Start of RECORDS TO USE

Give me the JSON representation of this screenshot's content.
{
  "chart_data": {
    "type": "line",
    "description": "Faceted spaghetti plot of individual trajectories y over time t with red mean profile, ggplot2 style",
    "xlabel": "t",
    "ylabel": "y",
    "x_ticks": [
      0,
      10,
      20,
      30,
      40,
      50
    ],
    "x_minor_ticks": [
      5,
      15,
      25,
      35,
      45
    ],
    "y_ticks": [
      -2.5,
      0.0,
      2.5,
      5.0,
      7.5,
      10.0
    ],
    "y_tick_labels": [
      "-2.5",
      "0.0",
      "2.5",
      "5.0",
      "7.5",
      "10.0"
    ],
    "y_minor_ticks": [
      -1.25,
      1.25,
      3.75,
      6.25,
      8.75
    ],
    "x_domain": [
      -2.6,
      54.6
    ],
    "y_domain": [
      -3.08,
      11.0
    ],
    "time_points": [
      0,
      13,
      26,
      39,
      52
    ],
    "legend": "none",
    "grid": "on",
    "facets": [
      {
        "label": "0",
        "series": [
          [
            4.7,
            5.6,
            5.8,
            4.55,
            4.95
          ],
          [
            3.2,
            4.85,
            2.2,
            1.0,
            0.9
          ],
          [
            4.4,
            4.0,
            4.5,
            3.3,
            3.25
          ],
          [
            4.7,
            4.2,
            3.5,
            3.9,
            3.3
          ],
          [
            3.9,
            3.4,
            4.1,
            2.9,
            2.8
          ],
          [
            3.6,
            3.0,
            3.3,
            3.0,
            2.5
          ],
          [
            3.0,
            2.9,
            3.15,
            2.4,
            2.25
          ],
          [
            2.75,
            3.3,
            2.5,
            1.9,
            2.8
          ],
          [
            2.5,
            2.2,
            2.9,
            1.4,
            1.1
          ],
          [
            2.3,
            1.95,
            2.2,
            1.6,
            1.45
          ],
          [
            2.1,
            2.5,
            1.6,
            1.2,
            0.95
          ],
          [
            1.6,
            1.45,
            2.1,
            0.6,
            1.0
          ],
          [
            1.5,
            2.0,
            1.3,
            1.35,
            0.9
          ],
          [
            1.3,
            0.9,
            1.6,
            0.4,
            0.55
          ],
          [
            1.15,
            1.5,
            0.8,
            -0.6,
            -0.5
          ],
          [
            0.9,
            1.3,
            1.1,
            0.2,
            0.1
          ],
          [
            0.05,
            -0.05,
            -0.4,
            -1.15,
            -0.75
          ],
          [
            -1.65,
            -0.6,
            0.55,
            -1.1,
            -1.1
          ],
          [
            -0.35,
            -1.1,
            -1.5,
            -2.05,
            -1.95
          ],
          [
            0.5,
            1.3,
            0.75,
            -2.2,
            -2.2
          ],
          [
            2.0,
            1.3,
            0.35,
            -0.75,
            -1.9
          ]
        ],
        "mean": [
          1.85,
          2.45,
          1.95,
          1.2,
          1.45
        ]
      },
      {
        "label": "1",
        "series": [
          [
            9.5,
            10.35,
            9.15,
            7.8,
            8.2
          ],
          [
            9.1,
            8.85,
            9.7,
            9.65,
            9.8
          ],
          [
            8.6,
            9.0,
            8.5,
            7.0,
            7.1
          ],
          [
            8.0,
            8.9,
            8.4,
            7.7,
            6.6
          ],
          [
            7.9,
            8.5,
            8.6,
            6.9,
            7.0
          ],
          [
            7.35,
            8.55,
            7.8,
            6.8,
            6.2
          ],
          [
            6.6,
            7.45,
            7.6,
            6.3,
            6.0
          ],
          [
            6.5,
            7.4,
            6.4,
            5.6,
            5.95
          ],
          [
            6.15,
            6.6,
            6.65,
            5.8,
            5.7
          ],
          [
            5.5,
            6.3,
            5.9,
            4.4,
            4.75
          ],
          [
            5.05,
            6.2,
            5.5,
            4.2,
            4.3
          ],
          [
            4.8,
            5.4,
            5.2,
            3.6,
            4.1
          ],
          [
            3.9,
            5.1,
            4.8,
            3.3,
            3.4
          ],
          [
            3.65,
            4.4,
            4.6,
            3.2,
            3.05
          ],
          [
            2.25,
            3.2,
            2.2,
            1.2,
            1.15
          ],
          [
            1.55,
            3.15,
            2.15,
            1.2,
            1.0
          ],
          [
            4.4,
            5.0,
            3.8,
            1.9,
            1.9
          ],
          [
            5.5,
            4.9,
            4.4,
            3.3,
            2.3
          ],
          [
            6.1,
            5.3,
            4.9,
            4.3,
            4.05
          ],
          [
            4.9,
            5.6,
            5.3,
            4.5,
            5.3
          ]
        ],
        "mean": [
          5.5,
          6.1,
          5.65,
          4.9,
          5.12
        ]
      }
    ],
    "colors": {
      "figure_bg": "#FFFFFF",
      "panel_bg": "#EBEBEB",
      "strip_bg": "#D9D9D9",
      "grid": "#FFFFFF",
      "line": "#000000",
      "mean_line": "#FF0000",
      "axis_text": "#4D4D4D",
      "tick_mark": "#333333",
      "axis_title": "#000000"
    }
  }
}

End of RECORDS TO USE

* STATED PROBLEM
Repeat each entry word for word.

* ANSWER TO THE PROBLEM
Give me the JSON representation of this screenshot's content.
{
  "chart_data": {
    "type": "line",
    "description": "Faceted spaghetti plot of individual trajectories y over time t with red mean profile, ggplot2 style",
    "xlabel": "t",
    "ylabel": "y",
    "x_ticks": [
      0,
      10,
      20,
      30,
      40,
      50
    ],
    "x_minor_ticks": [
      5,
      15,
      25,
      35,
      45
    ],
    "y_ticks": [
      -2.5,
      0.0,
      2.5,
      5.0,
      7.5,
      10.0
    ],
    "y_tick_labels": [
      "-2.5",
      "0.0",
      "2.5",
      "5.0",
      "7.5",
      "10.0"
    ],
    "y_minor_ticks": [
      -1.25,
      1.25,
      3.75,
      6.25,
      8.75
    ],
    "x_domain": [
      -2.6,
      54.6
    ],
    "y_domain": [
      -3.08,
      11.0
    ],
    "time_points": [
      0,
      13,
      26,
      39,
      52
    ],
    "legend": "none",
    "grid": "on",
    "facets": [
      {
        "label": "0",
        "series": [
          [
            4.7,
            5.6,
            5.8,
            4.55,
            4.95
          ],
          [
            3.2,
            4.85,
            2.2,
            1.0,
            0.9
          ],
          [
            4.4,
            4.0,
            4.5,
            3.3,
            3.25
          ],
          [
            4.7,
            4.2,
            3.5,
            3.9,
            3.3
          ],
          [
            3.9,
            3.4,
            4.1,
            2.9,
            2.8
          ],
          [
            3.6,
            3.0,
            3.3,
            3.0,
            2.5
          ],
          [
            3.0,
            2.9,
            3.15,
            2.4,
            2.25
          ],
          [
            2.75,
            3.3,
            2.5,
            1.9,
            2.8
          ],
          [
            2.5,
            2.2,
            2.9,
            1.4,
            1.1
          ],
          [
            2.3,
            1.95,
            2.2,
            1.6,
            1.45
          ],
          [
            2.1,
            2.5,
            1.6,
            1.2,
            0.95
          ],
          [
            1.6,
            1.45,
            2.1,
            0.6,
            1.0
          ],
          [
            1.5,
            2.0,
            1.3,
            1.35,
            0.9
          ],
          [
            1.3,
            0.9,
            1.6,
            0.4,
            0.55
          ],
          [
            1.15,
            1.5,
            0.8,
            -0.6,
            -0.5
          ],
          [
            0.9,
            1.3,
            1.1,
            0.2,
            0.1
          ],
          [
            0.05,
            -0.05,
            -0.4,
            -1.15,
            -0.75
          ],
          [
            -1.65,
            -0.6,
            0.55,
            -1.1,
            -1.1
          ],
          [
            -0.35,
            -1.1,
            -1.5,
            -2.05,
            -1.95
          ],
          [
            0.5,
            1.3,
            0.75,
            -2.2,
            -2.2
          ],
          [
            2.0,
            1.3,
            0.35,
            -0.75,
            -1.9
          ]
        ],
        "mean": [
          1.85,
          2.45,
          1.95,
          1.2,
          1.45
        ]
      },
      {
        "label": "1",
        "series": [
          [
            9.5,
            10.35,
            9.15,
            7.8,
            8.2
          ],
          [
            9.1,
            8.85,
            9.7,
            9.65,
            9.8
          ],
          [
            8.6,
            9.0,
            8.5,
            7.0,
            7.1
          ],
          [
            8.0,
            8.9,
            8.4,
            7.7,
            6.6
          ],
          [
            7.9,
            8.5,
            8.6,
            6.9,
            7.0
          ],
          [
            7.35,
            8.55,
            7.8,
            6.8,
            6.2
          ],
          [
            6.6,
            7.45,
            7.6,
            6.3,
            6.0
          ],
          [
            6.5,
            7.4,
            6.4,
            5.6,
            5.95
          ],
          [
            6.15,
            6.6,
            6.65,
            5.8,
            5.7
          ],
          [
            5.5,
            6.3,
            5.9,
            4.4,
            4.75
          ],
          [
            5.05,
            6.2,
            5.5,
            4.2,
            4.3
          ],
          [
            4.8,
            5.4,
            5.2,
            3.6,
            4.1
          ],
          [
            3.9,
            5.1,
            4.8,
            3.3,
            3.4
          ],
          [
            3.65,
            4.4,
            4.6,
            3.2,
            3.05
          ],
          [
            2.25,
            3.2,
            2.2,
            1.2,
            1.15
          ],
          [
            1.55,
            3.15,
            2.15,
            1.2,
            1.0
          ],
          [
            4.4,
            5.0,
            3.8,
            1.9,
            1.9
          ],
          [
            5.5,
            4.9,
            4.4,
            3.3,
            2.3
          ],
          [
            6.1,
            5.3,
            4.9,
            4.3,
            4.05
          ],
          [
            4.9,
            5.6,
            5.3,
            4.5,
            5.3
          ]
        ],
        "mean": [
          5.5,
          6.1,
          5.65,
          4.9,
          5.12
        ]
      }
    ],
    "colors": {
      "figure_bg": "#FFFFFF",
      "panel_bg": "#EBEBEB",
      "strip_bg": "#D9D9D9",
      "grid": "#FFFFFF",
      "line": "#000000",
      "mean_line": "#FF0000",
      "axis_text": "#4D4D4D",
      "tick_mark": "#333333",
      "axis_title": "#000000"
    }
  }
}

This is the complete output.